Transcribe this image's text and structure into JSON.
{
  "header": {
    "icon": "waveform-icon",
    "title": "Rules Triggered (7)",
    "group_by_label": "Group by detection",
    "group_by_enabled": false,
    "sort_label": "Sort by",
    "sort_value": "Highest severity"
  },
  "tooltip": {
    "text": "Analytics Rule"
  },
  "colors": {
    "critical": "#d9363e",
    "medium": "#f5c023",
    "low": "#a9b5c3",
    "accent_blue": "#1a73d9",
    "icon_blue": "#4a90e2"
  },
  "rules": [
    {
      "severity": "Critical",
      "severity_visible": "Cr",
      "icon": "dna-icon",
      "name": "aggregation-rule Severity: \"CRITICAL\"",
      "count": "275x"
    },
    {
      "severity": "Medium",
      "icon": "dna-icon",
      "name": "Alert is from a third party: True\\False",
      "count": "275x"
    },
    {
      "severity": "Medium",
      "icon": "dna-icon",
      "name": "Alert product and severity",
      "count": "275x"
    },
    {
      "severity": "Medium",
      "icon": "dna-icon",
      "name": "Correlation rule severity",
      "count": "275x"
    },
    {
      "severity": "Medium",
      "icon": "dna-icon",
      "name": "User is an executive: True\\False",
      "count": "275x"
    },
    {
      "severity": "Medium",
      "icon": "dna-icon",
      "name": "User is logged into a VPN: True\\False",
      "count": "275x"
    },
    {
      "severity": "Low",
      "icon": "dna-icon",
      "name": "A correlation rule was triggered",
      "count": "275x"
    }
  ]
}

============

The listing above should be transcribed in full, exactly as written.

Transcribe this image's text and structure into JSON.
{
  "header": {
    "icon": "waveform-icon",
    "title": "Rules Triggered (7)",
    "group_by_label": "Group by detection",
    "group_by_enabled": false,
    "sort_label": "Sort by",
    "sort_value": "Highest severity"
  },
  "tooltip": {
    "text": "Analytics Rule"
  },
  "colors": {
    "critical": "#d9363e",
    "medium": "#f5c023",
    "low": "#a9b5c3",
    "accent_blue": "#1a73d9",
    "icon_blue": "#4a90e2"
  },
  "rules": [
    {
      "severity": "Critical",
      "severity_visible": "Cr",
      "icon": "dna-icon",
      "name": "aggregation-rule Severity: \"CRITICAL\"",
      "count": "275x"
    },
    {
      "severity": "Medium",
      "icon": "dna-icon",
      "name": "Alert is from a third party: True\\False",
      "count": "275x"
    },
    {
      "severity": "Medium",
      "icon": "dna-icon",
      "name": "Alert product and severity",
      "count": "275x"
    },
    {
      "severity": "Medium",
      "icon": "dna-icon",
      "name": "Correlation rule severity",
      "count": "275x"
    },
    {
      "severity": "Medium",
      "icon": "dna-icon",
      "name": "User is an executive: True\\False",
      "count": "275x"
    },
    {
      "severity": "Medium",
      "icon": "dna-icon",
      "name": "User is logged into a VPN: True\\False",
      "count": "275x"
    },
    {
      "severity": "Low",
      "icon": "dna-icon",
      "name": "A correlation rule was triggered",
      "count": "275x"
    }
  ]
}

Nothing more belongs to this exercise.